ACTION ITEM: From the entries that follow, gather each line holding the word "pngquant".

##### RECORDS #####

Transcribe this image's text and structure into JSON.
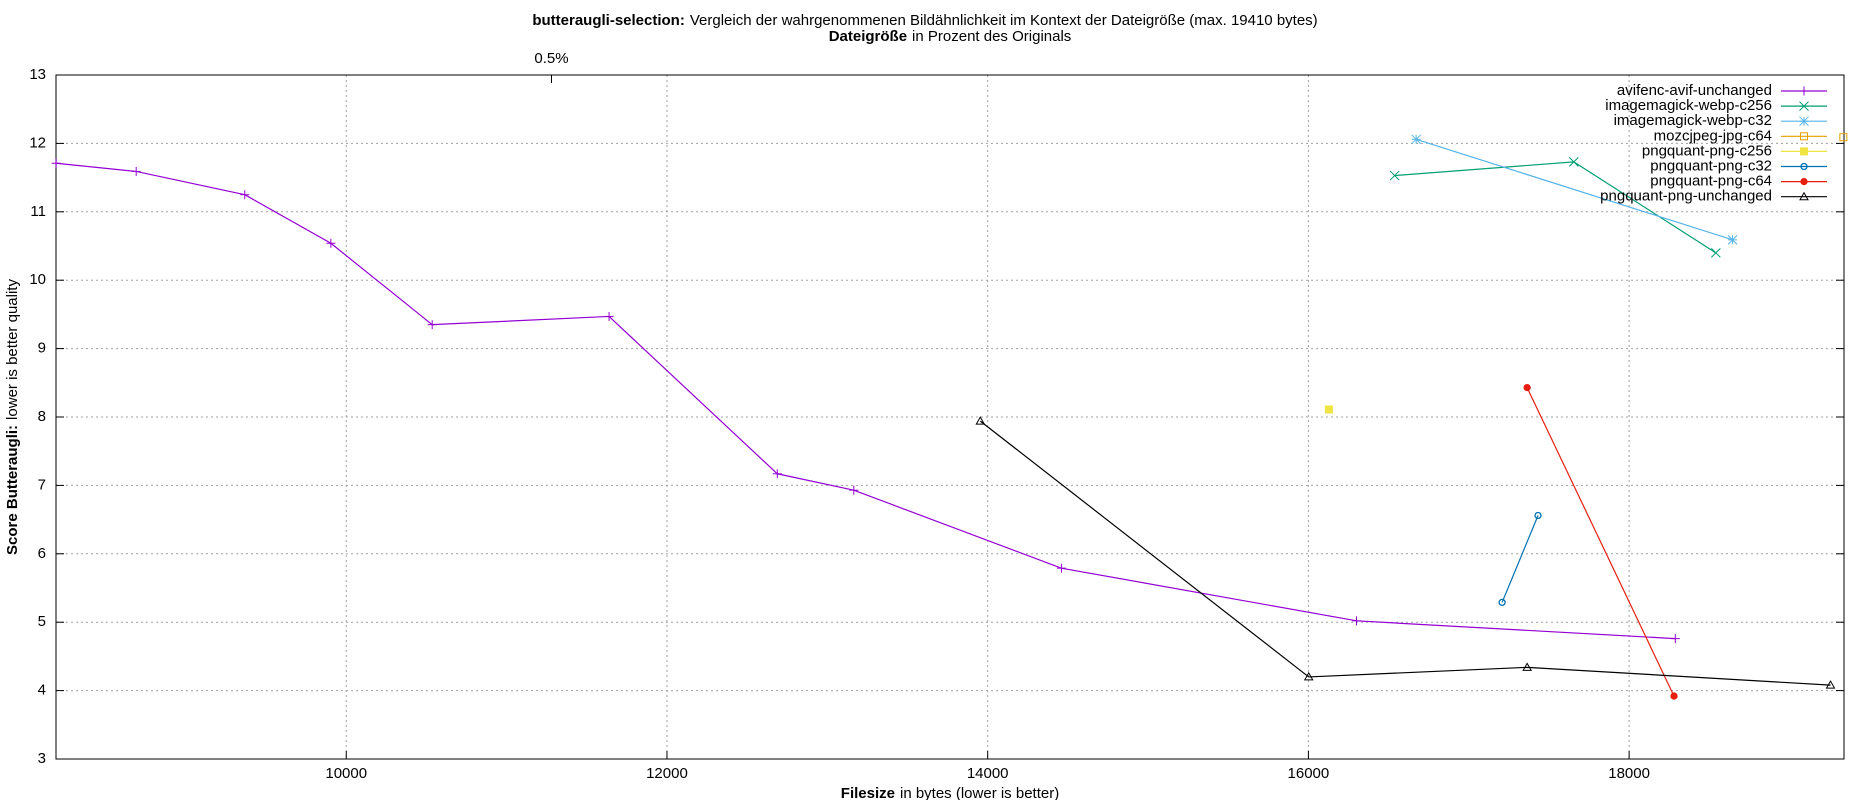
{
  "chart_data": {
    "type": "line",
    "title": {
      "bold": "butteraugli-selection:",
      "text": "Vergleich der wahrgenommenen Bildähnlichkeit im Kontext der Dateigröße (max. 19410 bytes)"
    },
    "x2_label": {
      "bold": "Dateigröße",
      "text": "in Prozent des Originals"
    },
    "x_label": {
      "bold": "Filesize",
      "text": "in bytes (lower is better)"
    },
    "y_label": {
      "bold": "Score Butteraugli:",
      "text": "lower is better quality"
    },
    "xlim": [
      8190,
      19340
    ],
    "ylim": [
      3,
      13
    ],
    "xticks": [
      10000,
      12000,
      14000,
      16000,
      18000
    ],
    "x2ticks": [
      {
        "value": 11280,
        "label": "0.5%"
      }
    ],
    "yticks": [
      3,
      4,
      5,
      6,
      7,
      8,
      9,
      10,
      11,
      12,
      13
    ],
    "grid": true,
    "legend": "top-right",
    "series": [
      {
        "name": "avifenc-avif-unchanged",
        "color": "#9400d3",
        "marker": "plus",
        "x": [
          8191,
          8690,
          9367,
          9904,
          10536,
          11639,
          12688,
          13165,
          14460,
          16300,
          18288
        ],
        "values": [
          11.71,
          11.59,
          11.25,
          10.54,
          9.35,
          9.47,
          7.17,
          6.93,
          5.79,
          5.02,
          4.76
        ]
      },
      {
        "name": "imagemagick-webp-c256",
        "color": "#009e73",
        "marker": "cross",
        "x": [
          16538,
          17655,
          18541
        ],
        "values": [
          11.53,
          11.73,
          10.4
        ]
      },
      {
        "name": "imagemagick-webp-c32",
        "color": "#56b4e9",
        "marker": "star",
        "x": [
          16672,
          18645
        ],
        "values": [
          12.06,
          10.59
        ]
      },
      {
        "name": "mozcjpeg-jpg-c64",
        "color": "#e69f00",
        "marker": "square",
        "x": [
          19336
        ],
        "values": [
          12.09
        ]
      },
      {
        "name": "pngquant-png-c256",
        "color": "#f0e442",
        "marker": "filled-square",
        "x": [
          16128
        ],
        "values": [
          8.11
        ]
      },
      {
        "name": "pngquant-png-c32",
        "color": "#0072b2",
        "marker": "circle",
        "x": [
          17208,
          17432
        ],
        "values": [
          5.29,
          6.56
        ]
      },
      {
        "name": "pngquant-png-c64",
        "color": "#e51e10",
        "marker": "filled-circle",
        "x": [
          17364,
          18280
        ],
        "values": [
          8.43,
          3.92
        ]
      },
      {
        "name": "pngquant-png-unchanged",
        "color": "#000000",
        "marker": "triangle",
        "x": [
          13954,
          16002,
          17364,
          19256
        ],
        "values": [
          7.94,
          4.2,
          4.34,
          4.08
        ]
      }
    ]
  }
}
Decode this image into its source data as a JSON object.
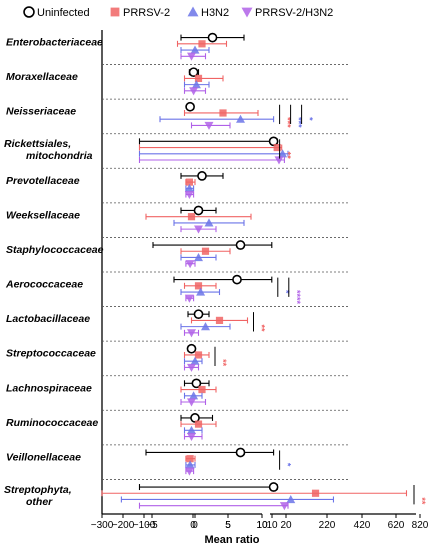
{
  "chart_data": {
    "type": "scatter",
    "xlabel": "Mean ratio",
    "legend": [
      {
        "name": "Uninfected",
        "marker": "circle",
        "color": "#000000"
      },
      {
        "name": "PRRSV-2",
        "marker": "square",
        "color": "#f06464"
      },
      {
        "name": "H3N2",
        "marker": "triangle-up",
        "color": "#6b74e8"
      },
      {
        "name": "PRRSV-2/H3N2",
        "marker": "triangle-down",
        "color": "#b061e8"
      }
    ],
    "colors": {
      "uninfected": "#000000",
      "prrsv": "#f06464",
      "h3n2": "#6b74e8",
      "dual": "#b061e8"
    },
    "axis_segments": [
      {
        "ticks": [
          -300,
          -200,
          -100,
          0
        ],
        "tick_labels": [
          "−300",
          "−200",
          "−100",
          "0"
        ],
        "range": [
          -300,
          0
        ]
      },
      {
        "ticks": [
          0,
          5,
          10
        ],
        "tick_labels": [
          "0",
          "5",
          "10"
        ],
        "range": [
          -0.8,
          10
        ]
      },
      {
        "ticks": [
          -5,
          0,
          5,
          10
        ],
        "tick_labels": [
          "−5",
          "0",
          "5",
          "10"
        ],
        "range": [
          -6,
          10
        ]
      },
      {
        "ticks": [
          10,
          20,
          220,
          420,
          620,
          820
        ],
        "tick_labels": [
          "10",
          "20",
          "220",
          "420",
          "620",
          "820"
        ],
        "range": [
          10,
          920
        ]
      }
    ],
    "families": [
      {
        "name": "Enterobacteriaceae",
        "means": [
          3.5,
          2.0,
          1.0,
          0.5
        ],
        "lo": [
          -1.0,
          -1.5,
          -1.0,
          -1.0
        ],
        "hi": [
          8.0,
          5.5,
          3.0,
          2.5
        ],
        "sig": []
      },
      {
        "name": "Moraxellaceae",
        "means": [
          0.8,
          1.5,
          1.2,
          0.8
        ],
        "lo": [
          0.2,
          -0.5,
          -0.5,
          -0.5
        ],
        "hi": [
          1.5,
          5.0,
          3.0,
          2.5
        ],
        "sig": []
      },
      {
        "name": "Neisseriaceae",
        "means": [
          0.3,
          5.0,
          7.5,
          3.0
        ],
        "lo": [
          0.0,
          -0.5,
          -4.0,
          0.5
        ],
        "hi": [
          0.8,
          10.0,
          12.0,
          6.0
        ],
        "sig": [
          {
            "label": "***",
            "color": "#f06464"
          },
          {
            "label": "***",
            "color": "#6b74e8"
          },
          {
            "label": "*",
            "color": "#6b74e8"
          }
        ]
      },
      {
        "name": "Rickettsiales, mitochondria",
        "means": [
          12.0,
          14.0,
          17.0,
          15.0
        ],
        "lo": [
          -10.0,
          -10.0,
          -10.0,
          -10.0
        ],
        "hi": [
          14.0,
          16.5,
          20.0,
          18.0
        ],
        "sig": [
          {
            "label": "**",
            "color": "#f06464"
          }
        ]
      },
      {
        "name": "Prevotellaceae",
        "means": [
          2.0,
          0.2,
          0.2,
          0.2
        ],
        "lo": [
          -1.0,
          -0.3,
          -0.3,
          -0.3
        ],
        "hi": [
          5.0,
          1.0,
          0.8,
          0.8
        ],
        "sig": []
      },
      {
        "name": "Weeksellaceae",
        "means": [
          1.5,
          0.5,
          3.0,
          1.5
        ],
        "lo": [
          -1.0,
          -6.0,
          -2.0,
          -1.0
        ],
        "hi": [
          4.0,
          9.0,
          8.0,
          4.0
        ],
        "sig": []
      },
      {
        "name": "Staphylococcaceae",
        "means": [
          7.5,
          2.5,
          1.5,
          0.3
        ],
        "lo": [
          -5.0,
          -1.0,
          -1.0,
          -0.3
        ],
        "hi": [
          11.0,
          6.0,
          4.0,
          1.0
        ],
        "sig": []
      },
      {
        "name": "Aerococcaceae",
        "means": [
          7.0,
          1.5,
          1.8,
          0.2
        ],
        "lo": [
          -2.0,
          -0.5,
          -1.0,
          -0.3
        ],
        "hi": [
          11.0,
          4.0,
          4.5,
          0.8
        ],
        "sig": [
          {
            "label": "*",
            "color": "#6b74e8"
          },
          {
            "label": "****",
            "color": "#b061e8"
          }
        ]
      },
      {
        "name": "Lactobacillaceae",
        "means": [
          1.5,
          4.5,
          2.5,
          0.5
        ],
        "lo": [
          0.0,
          0.5,
          -1.0,
          -0.5
        ],
        "hi": [
          3.0,
          8.5,
          6.0,
          1.5
        ],
        "sig": [
          {
            "label": "**",
            "color": "#f06464"
          }
        ]
      },
      {
        "name": "Streptococcaceae",
        "means": [
          0.5,
          1.5,
          1.0,
          0.5
        ],
        "lo": [
          0.0,
          -0.5,
          -0.5,
          -0.5
        ],
        "hi": [
          1.0,
          3.0,
          2.0,
          1.5
        ],
        "sig": [
          {
            "label": "**",
            "color": "#f06464"
          }
        ]
      },
      {
        "name": "Lachnospiraceae",
        "means": [
          1.2,
          2.0,
          0.8,
          0.5
        ],
        "lo": [
          -0.5,
          -1.0,
          -0.5,
          -1.0
        ],
        "hi": [
          3.0,
          4.0,
          2.0,
          2.5
        ],
        "sig": []
      },
      {
        "name": "Ruminococcaceae",
        "means": [
          1.0,
          1.5,
          0.5,
          0.5
        ],
        "lo": [
          -1.0,
          -1.0,
          -0.5,
          -0.5
        ],
        "hi": [
          3.5,
          4.0,
          2.0,
          2.0
        ],
        "sig": []
      },
      {
        "name": "Veillonellaceae",
        "means": [
          7.5,
          0.3,
          0.3,
          0.2
        ],
        "lo": [
          -6.0,
          -0.3,
          -0.3,
          -0.3
        ],
        "hi": [
          12.0,
          1.0,
          1.0,
          0.8
        ],
        "sig": [
          {
            "label": "*",
            "color": "#6b74e8"
          }
        ]
      },
      {
        "name": "Streptophyta, other",
        "means": [
          12.0,
          220.0,
          40.0,
          18.0
        ],
        "lo": [
          -10.0,
          -300.0,
          -150.0,
          -10.0
        ],
        "hi": [
          14.0,
          880.0,
          350.0,
          20.0
        ],
        "sig": [
          {
            "label": "**",
            "color": "#f06464"
          }
        ]
      }
    ]
  }
}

#####

THE ANSWER:
        "name": "pngquant-png-c256",
        "name": "pngquant-png-c32",
        "name": "pngquant-png-c64",
        "name": "pngquant-png-unchanged",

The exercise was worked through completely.